─── Exercise materials ───

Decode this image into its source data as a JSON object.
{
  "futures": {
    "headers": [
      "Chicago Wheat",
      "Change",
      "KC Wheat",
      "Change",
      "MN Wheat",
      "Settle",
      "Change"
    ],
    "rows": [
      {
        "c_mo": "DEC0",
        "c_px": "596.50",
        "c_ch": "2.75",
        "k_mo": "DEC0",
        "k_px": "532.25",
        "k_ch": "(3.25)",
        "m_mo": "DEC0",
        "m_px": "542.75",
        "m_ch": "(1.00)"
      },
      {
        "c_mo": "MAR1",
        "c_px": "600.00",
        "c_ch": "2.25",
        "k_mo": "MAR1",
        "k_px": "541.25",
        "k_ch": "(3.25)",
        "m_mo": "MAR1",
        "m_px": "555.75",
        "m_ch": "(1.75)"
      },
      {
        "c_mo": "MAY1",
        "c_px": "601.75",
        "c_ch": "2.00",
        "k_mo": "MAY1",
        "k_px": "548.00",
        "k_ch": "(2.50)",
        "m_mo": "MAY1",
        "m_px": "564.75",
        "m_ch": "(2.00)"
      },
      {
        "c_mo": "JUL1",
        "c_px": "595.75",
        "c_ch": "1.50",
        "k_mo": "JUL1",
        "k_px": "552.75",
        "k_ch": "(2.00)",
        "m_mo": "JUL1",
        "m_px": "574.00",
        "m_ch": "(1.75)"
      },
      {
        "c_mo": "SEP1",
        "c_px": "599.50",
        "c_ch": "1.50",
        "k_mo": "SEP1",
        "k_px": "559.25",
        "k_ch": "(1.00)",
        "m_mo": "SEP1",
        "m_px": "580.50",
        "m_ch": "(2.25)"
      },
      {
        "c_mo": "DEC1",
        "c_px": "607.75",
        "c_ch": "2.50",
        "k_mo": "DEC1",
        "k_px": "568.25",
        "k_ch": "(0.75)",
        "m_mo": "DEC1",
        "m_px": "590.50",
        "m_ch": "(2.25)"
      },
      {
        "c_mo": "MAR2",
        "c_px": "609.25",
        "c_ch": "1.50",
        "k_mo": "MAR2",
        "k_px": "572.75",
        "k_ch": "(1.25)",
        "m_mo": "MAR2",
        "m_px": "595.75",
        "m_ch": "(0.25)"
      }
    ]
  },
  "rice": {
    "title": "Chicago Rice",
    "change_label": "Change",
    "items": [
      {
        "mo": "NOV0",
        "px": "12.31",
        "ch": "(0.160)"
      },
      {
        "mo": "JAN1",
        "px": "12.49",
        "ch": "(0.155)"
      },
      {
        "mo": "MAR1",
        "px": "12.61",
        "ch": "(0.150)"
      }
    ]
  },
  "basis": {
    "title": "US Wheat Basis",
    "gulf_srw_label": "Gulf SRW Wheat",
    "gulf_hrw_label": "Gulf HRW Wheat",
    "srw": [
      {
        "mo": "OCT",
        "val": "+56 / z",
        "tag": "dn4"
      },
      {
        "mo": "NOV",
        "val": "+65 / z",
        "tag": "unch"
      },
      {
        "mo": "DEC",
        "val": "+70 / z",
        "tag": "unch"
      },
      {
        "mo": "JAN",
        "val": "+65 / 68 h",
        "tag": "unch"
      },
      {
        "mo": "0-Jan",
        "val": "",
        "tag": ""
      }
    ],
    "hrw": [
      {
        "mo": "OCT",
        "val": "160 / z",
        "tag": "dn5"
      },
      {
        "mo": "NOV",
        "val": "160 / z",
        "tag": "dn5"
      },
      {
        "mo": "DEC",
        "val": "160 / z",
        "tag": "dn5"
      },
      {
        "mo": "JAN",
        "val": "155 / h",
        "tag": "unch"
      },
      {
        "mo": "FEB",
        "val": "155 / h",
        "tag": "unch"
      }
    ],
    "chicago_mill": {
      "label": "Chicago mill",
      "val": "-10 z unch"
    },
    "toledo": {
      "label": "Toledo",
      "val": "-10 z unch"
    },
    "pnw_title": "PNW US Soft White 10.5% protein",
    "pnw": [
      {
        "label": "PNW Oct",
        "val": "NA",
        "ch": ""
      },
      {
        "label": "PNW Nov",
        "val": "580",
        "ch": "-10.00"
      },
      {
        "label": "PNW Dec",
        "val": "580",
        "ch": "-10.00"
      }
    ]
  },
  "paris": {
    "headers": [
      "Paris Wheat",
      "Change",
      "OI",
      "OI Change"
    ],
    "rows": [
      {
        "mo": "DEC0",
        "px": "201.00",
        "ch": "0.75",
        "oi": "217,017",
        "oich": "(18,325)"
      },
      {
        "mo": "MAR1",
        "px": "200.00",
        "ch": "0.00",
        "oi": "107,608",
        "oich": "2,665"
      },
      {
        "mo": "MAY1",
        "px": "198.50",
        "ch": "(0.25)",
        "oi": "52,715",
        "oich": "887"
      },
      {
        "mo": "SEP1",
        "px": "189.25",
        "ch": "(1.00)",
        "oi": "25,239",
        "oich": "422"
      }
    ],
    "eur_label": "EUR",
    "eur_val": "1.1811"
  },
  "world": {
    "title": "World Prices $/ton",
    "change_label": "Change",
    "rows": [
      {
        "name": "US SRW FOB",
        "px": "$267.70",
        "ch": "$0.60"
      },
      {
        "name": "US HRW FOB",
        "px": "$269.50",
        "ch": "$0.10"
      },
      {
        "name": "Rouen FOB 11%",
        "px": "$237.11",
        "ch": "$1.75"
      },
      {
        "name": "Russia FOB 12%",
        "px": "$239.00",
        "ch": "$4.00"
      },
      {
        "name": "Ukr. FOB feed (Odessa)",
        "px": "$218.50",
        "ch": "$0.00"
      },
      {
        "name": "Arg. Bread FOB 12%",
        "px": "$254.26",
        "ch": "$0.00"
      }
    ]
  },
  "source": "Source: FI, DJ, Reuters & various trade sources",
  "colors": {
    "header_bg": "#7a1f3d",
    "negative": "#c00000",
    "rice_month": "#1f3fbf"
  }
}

───

## Exercise instructions:
All the data above should be restated in full, exactly.

## Response box:
Decode this image into its source data as a JSON object.
{
  "futures": {
    "headers": [
      "Chicago Wheat",
      "Change",
      "KC Wheat",
      "Change",
      "MN Wheat",
      "Settle",
      "Change"
    ],
    "rows": [
      {
        "c_mo": "DEC0",
        "c_px": "596.50",
        "c_ch": "2.75",
        "k_mo": "DEC0",
        "k_px": "532.25",
        "k_ch": "(3.25)",
        "m_mo": "DEC0",
        "m_px": "542.75",
        "m_ch": "(1.00)"
      },
      {
        "c_mo": "MAR1",
        "c_px": "600.00",
        "c_ch": "2.25",
        "k_mo": "MAR1",
        "k_px": "541.25",
        "k_ch": "(3.25)",
        "m_mo": "MAR1",
        "m_px": "555.75",
        "m_ch": "(1.75)"
      },
      {
        "c_mo": "MAY1",
        "c_px": "601.75",
        "c_ch": "2.00",
        "k_mo": "MAY1",
        "k_px": "548.00",
        "k_ch": "(2.50)",
        "m_mo": "MAY1",
        "m_px": "564.75",
        "m_ch": "(2.00)"
      },
      {
        "c_mo": "JUL1",
        "c_px": "595.75",
        "c_ch": "1.50",
        "k_mo": "JUL1",
        "k_px": "552.75",
        "k_ch": "(2.00)",
        "m_mo": "JUL1",
        "m_px": "574.00",
        "m_ch": "(1.75)"
      },
      {
        "c_mo": "SEP1",
        "c_px": "599.50",
        "c_ch": "1.50",
        "k_mo": "SEP1",
        "k_px": "559.25",
        "k_ch": "(1.00)",
        "m_mo": "SEP1",
        "m_px": "580.50",
        "m_ch": "(2.25)"
      },
      {
        "c_mo": "DEC1",
        "c_px": "607.75",
        "c_ch": "2.50",
        "k_mo": "DEC1",
        "k_px": "568.25",
        "k_ch": "(0.75)",
        "m_mo": "DEC1",
        "m_px": "590.50",
        "m_ch": "(2.25)"
      },
      {
        "c_mo": "MAR2",
        "c_px": "609.25",
        "c_ch": "1.50",
        "k_mo": "MAR2",
        "k_px": "572.75",
        "k_ch": "(1.25)",
        "m_mo": "MAR2",
        "m_px": "595.75",
        "m_ch": "(0.25)"
      }
    ]
  },
  "rice": {
    "title": "Chicago Rice",
    "change_label": "Change",
    "items": [
      {
        "mo": "NOV0",
        "px": "12.31",
        "ch": "(0.160)"
      },
      {
        "mo": "JAN1",
        "px": "12.49",
        "ch": "(0.155)"
      },
      {
        "mo": "MAR1",
        "px": "12.61",
        "ch": "(0.150)"
      }
    ]
  },
  "basis": {
    "title": "US Wheat Basis",
    "gulf_srw_label": "Gulf SRW Wheat",
    "gulf_hrw_label": "Gulf HRW Wheat",
    "srw": [
      {
        "mo": "OCT",
        "val": "+56 / z",
        "tag": "dn4"
      },
      {
        "mo": "NOV",
        "val": "+65 / z",
        "tag": "unch"
      },
      {
        "mo": "DEC",
        "val": "+70 / z",
        "tag": "unch"
      },
      {
        "mo": "JAN",
        "val": "+65 / 68 h",
        "tag": "unch"
      },
      {
        "mo": "0-Jan",
        "val": "",
        "tag": ""
      }
    ],
    "hrw": [
      {
        "mo": "OCT",
        "val": "160 / z",
        "tag": "dn5"
      },
      {
        "mo": "NOV",
        "val": "160 / z",
        "tag": "dn5"
      },
      {
        "mo": "DEC",
        "val": "160 / z",
        "tag": "dn5"
      },
      {
        "mo": "JAN",
        "val": "155 / h",
        "tag": "unch"
      },
      {
        "mo": "FEB",
        "val": "155 / h",
        "tag": "unch"
      }
    ],
    "chicago_mill": {
      "label": "Chicago mill",
      "val": "-10 z unch"
    },
    "toledo": {
      "label": "Toledo",
      "val": "-10 z unch"
    },
    "pnw_title": "PNW US Soft White 10.5% protein",
    "pnw": [
      {
        "label": "PNW Oct",
        "val": "NA",
        "ch": ""
      },
      {
        "label": "PNW Nov",
        "val": "580",
        "ch": "-10.00"
      },
      {
        "label": "PNW Dec",
        "val": "580",
        "ch": "-10.00"
      }
    ]
  },
  "paris": {
    "headers": [
      "Paris Wheat",
      "Change",
      "OI",
      "OI Change"
    ],
    "rows": [
      {
        "mo": "DEC0",
        "px": "201.00",
        "ch": "0.75",
        "oi": "217,017",
        "oich": "(18,325)"
      },
      {
        "mo": "MAR1",
        "px": "200.00",
        "ch": "0.00",
        "oi": "107,608",
        "oich": "2,665"
      },
      {
        "mo": "MAY1",
        "px": "198.50",
        "ch": "(0.25)",
        "oi": "52,715",
        "oich": "887"
      },
      {
        "mo": "SEP1",
        "px": "189.25",
        "ch": "(1.00)",
        "oi": "25,239",
        "oich": "422"
      }
    ],
    "eur_label": "EUR",
    "eur_val": "1.1811"
  },
  "world": {
    "title": "World Prices $/ton",
    "change_label": "Change",
    "rows": [
      {
        "name": "US SRW FOB",
        "px": "$267.70",
        "ch": "$0.60"
      },
      {
        "name": "US HRW FOB",
        "px": "$269.50",
        "ch": "$0.10"
      },
      {
        "name": "Rouen FOB 11%",
        "px": "$237.11",
        "ch": "$1.75"
      },
      {
        "name": "Russia FOB 12%",
        "px": "$239.00",
        "ch": "$4.00"
      },
      {
        "name": "Ukr. FOB feed (Odessa)",
        "px": "$218.50",
        "ch": "$0.00"
      },
      {
        "name": "Arg. Bread FOB 12%",
        "px": "$254.26",
        "ch": "$0.00"
      }
    ]
  },
  "source": "Source: FI, DJ, Reuters & various trade sources",
  "colors": {
    "header_bg": "#7a1f3d",
    "negative": "#c00000",
    "rice_month": "#1f3fbf"
  }
}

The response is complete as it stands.